**TASK PROMPT**
Starting at the first line of the material and ending at the line containing "row-number: 22.: [45, 705, 110, 724]", edit those lines so that every "row-note" becomes "position-note", leaving everything else untouched.

----------

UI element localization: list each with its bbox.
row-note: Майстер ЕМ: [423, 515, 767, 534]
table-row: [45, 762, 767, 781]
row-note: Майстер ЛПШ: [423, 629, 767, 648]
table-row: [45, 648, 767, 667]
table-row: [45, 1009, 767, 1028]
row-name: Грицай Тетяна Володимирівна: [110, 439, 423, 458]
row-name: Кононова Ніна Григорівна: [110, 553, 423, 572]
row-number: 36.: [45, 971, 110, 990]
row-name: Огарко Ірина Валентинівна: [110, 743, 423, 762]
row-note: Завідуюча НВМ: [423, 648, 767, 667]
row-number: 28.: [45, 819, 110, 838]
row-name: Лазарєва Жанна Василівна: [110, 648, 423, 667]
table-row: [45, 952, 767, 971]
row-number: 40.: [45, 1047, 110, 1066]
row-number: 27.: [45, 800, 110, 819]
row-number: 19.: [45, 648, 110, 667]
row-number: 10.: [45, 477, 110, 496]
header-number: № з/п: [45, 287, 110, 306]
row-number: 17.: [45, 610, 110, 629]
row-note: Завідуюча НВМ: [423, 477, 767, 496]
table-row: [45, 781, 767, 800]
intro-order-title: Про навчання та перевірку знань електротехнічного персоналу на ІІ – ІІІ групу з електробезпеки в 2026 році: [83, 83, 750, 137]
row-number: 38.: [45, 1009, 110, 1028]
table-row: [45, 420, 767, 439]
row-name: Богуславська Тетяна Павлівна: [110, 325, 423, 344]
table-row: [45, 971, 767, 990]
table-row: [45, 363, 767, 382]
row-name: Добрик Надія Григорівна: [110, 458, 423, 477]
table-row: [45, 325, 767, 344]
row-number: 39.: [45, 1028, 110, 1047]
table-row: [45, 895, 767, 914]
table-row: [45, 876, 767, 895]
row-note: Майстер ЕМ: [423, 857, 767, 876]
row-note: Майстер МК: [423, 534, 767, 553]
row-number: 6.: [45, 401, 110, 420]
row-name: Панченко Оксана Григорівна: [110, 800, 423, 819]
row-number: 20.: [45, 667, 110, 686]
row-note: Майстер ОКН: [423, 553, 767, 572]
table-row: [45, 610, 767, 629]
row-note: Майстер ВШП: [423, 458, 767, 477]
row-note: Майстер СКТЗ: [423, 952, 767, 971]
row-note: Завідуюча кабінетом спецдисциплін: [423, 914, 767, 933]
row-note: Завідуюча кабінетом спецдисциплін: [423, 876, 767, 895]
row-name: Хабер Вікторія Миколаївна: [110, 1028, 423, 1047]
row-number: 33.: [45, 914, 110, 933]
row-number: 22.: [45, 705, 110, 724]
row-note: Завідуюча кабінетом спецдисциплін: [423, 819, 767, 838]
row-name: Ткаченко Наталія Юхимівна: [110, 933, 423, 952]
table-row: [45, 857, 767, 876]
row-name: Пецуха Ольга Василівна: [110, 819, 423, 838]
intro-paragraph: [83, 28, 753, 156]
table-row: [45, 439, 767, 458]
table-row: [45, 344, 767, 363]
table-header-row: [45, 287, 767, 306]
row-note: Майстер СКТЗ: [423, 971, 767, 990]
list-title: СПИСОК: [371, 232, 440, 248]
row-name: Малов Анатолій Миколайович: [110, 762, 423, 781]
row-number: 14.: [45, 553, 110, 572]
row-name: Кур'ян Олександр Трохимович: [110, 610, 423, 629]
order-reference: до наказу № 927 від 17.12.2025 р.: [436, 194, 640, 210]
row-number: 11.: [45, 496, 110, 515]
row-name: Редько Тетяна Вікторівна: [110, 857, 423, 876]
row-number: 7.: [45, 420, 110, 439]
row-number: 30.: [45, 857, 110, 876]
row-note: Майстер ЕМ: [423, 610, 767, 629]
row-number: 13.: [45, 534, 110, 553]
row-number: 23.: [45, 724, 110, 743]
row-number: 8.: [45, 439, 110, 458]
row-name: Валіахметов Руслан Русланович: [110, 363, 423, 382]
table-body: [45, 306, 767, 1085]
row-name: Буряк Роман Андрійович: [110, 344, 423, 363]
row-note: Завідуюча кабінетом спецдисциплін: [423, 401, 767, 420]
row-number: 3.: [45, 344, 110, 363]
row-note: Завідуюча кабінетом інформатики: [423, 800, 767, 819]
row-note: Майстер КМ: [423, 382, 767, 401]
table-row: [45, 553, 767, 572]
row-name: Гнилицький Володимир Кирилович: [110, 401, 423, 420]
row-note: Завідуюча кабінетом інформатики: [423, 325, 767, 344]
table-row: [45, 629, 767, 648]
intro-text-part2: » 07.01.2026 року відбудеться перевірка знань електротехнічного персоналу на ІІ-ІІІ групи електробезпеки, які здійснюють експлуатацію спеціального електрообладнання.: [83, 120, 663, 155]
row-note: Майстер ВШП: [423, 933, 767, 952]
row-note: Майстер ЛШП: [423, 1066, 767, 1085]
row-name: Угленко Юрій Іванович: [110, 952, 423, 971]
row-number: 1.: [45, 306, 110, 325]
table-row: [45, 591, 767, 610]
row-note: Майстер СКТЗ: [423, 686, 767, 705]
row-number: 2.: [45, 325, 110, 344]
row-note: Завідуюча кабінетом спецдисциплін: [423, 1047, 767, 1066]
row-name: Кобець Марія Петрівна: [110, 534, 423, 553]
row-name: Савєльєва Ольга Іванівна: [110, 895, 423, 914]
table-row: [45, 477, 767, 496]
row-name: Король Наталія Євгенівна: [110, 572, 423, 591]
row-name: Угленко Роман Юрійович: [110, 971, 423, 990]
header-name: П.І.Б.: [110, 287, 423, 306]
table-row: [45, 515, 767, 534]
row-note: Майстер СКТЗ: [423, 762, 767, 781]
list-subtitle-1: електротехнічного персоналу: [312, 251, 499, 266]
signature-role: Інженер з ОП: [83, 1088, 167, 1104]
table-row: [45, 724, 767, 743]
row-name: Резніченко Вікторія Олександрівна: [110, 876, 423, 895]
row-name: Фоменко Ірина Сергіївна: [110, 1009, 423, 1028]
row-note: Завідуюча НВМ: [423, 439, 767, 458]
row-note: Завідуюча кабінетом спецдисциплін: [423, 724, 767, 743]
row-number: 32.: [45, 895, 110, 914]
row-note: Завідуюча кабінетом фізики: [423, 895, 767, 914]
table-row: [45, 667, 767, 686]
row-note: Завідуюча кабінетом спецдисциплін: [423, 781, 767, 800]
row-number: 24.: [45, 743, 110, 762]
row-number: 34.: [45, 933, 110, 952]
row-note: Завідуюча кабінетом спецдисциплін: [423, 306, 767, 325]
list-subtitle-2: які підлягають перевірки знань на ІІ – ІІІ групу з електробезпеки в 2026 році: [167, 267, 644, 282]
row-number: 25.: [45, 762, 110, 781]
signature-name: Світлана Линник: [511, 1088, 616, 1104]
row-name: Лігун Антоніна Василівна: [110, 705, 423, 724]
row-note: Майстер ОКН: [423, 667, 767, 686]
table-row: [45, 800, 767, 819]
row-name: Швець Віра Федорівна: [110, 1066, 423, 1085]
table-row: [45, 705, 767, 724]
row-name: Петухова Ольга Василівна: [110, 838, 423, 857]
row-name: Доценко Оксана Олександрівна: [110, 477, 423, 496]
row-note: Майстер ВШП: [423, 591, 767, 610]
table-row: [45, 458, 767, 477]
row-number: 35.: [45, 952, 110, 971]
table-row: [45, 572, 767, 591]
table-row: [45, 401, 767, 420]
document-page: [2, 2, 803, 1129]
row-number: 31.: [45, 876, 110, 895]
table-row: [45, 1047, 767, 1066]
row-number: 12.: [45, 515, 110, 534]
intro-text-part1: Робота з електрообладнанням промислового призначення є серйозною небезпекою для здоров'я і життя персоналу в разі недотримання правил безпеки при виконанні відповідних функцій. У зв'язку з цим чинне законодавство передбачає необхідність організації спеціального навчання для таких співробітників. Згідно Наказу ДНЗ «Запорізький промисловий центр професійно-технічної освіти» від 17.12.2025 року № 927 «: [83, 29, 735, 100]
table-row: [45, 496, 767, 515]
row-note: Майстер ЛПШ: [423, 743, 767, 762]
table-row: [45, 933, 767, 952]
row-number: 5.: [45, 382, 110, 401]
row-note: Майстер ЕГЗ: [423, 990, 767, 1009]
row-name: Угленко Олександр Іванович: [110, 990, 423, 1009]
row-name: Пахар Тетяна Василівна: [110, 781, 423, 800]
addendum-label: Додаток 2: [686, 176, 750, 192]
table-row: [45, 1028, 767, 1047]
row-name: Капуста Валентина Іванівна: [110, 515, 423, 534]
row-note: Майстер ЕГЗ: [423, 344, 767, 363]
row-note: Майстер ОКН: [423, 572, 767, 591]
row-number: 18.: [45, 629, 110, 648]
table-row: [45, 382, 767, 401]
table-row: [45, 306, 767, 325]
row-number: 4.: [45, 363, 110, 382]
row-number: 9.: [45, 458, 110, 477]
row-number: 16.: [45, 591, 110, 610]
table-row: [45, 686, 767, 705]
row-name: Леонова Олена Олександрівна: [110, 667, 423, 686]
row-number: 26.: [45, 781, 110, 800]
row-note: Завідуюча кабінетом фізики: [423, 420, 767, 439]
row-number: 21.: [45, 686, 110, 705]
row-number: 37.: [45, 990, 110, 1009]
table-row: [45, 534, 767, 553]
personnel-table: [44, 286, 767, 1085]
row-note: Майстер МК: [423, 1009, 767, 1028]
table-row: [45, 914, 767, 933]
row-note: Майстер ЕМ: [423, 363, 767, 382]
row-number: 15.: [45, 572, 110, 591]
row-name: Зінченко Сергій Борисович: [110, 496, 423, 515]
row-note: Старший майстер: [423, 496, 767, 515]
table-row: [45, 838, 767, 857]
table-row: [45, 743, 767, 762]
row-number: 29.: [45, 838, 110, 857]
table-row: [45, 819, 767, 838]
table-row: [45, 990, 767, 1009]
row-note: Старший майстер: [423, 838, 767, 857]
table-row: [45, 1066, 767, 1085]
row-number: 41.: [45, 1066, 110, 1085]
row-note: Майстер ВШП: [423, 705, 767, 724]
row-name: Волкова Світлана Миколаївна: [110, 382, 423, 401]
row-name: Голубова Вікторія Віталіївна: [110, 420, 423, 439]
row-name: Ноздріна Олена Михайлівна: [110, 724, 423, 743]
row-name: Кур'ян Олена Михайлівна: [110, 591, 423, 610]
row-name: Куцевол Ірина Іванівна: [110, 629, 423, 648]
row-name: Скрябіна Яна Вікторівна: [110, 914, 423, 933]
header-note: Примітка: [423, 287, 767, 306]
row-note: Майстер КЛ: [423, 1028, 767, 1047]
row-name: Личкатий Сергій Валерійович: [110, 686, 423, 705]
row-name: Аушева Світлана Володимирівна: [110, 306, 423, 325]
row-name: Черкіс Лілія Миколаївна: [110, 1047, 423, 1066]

----------

**COMPLETED EXERCISE**
UI element localization: list each with its bbox.
position-note: Майстер ЕМ: [423, 515, 767, 534]
table-row: [45, 762, 767, 781]
position-note: Майстер ЛПШ: [423, 629, 767, 648]
table-row: [45, 648, 767, 667]
table-row: [45, 1009, 767, 1028]
row-name: Грицай Тетяна Володимирівна: [110, 439, 423, 458]
row-name: Кононова Ніна Григорівна: [110, 553, 423, 572]
row-number: 36.: [45, 971, 110, 990]
row-name: Огарко Ірина Валентинівна: [110, 743, 423, 762]
position-note: Завідуюча НВМ: [423, 648, 767, 667]
row-number: 28.: [45, 819, 110, 838]
row-name: Лазарєва Жанна Василівна: [110, 648, 423, 667]
table-row: [45, 952, 767, 971]
row-number: 40.: [45, 1047, 110, 1066]
row-number: 27.: [45, 800, 110, 819]
row-number: 19.: [45, 648, 110, 667]
row-number: 10.: [45, 477, 110, 496]
header-number: № з/п: [45, 287, 110, 306]
row-number: 17.: [45, 610, 110, 629]
position-note: Завідуюча НВМ: [423, 477, 767, 496]
table-row: [45, 781, 767, 800]
intro-order-title: Про навчання та перевірку знань електротехнічного персоналу на ІІ – ІІІ групу з електробезпеки в 2026 році: [83, 83, 750, 137]
row-number: 38.: [45, 1009, 110, 1028]
table-row: [45, 420, 767, 439]
row-name: Богуславська Тетяна Павлівна: [110, 325, 423, 344]
table-row: [45, 971, 767, 990]
table-row: [45, 363, 767, 382]
row-name: Добрик Надія Григорівна: [110, 458, 423, 477]
table-row: [45, 325, 767, 344]
row-number: 39.: [45, 1028, 110, 1047]
table-row: [45, 895, 767, 914]
table-row: [45, 876, 767, 895]
position-note: Майстер ЕМ: [423, 857, 767, 876]
position-note: Майстер МК: [423, 534, 767, 553]
row-number: 6.: [45, 401, 110, 420]
row-name: Панченко Оксана Григорівна: [110, 800, 423, 819]
row-number: 20.: [45, 667, 110, 686]
position-note: Майстер ОКН: [423, 553, 767, 572]
table-row: [45, 610, 767, 629]
position-note: Майстер ВШП: [423, 458, 767, 477]
position-note: Майстер СКТЗ: [423, 952, 767, 971]
position-note: Завідуюча кабінетом спецдисциплін: [423, 914, 767, 933]
position-note: Завідуюча кабінетом спецдисциплін: [423, 876, 767, 895]
row-name: Хабер Вікторія Миколаївна: [110, 1028, 423, 1047]
row-number: 33.: [45, 914, 110, 933]
row-number: 22.: [45, 705, 110, 724]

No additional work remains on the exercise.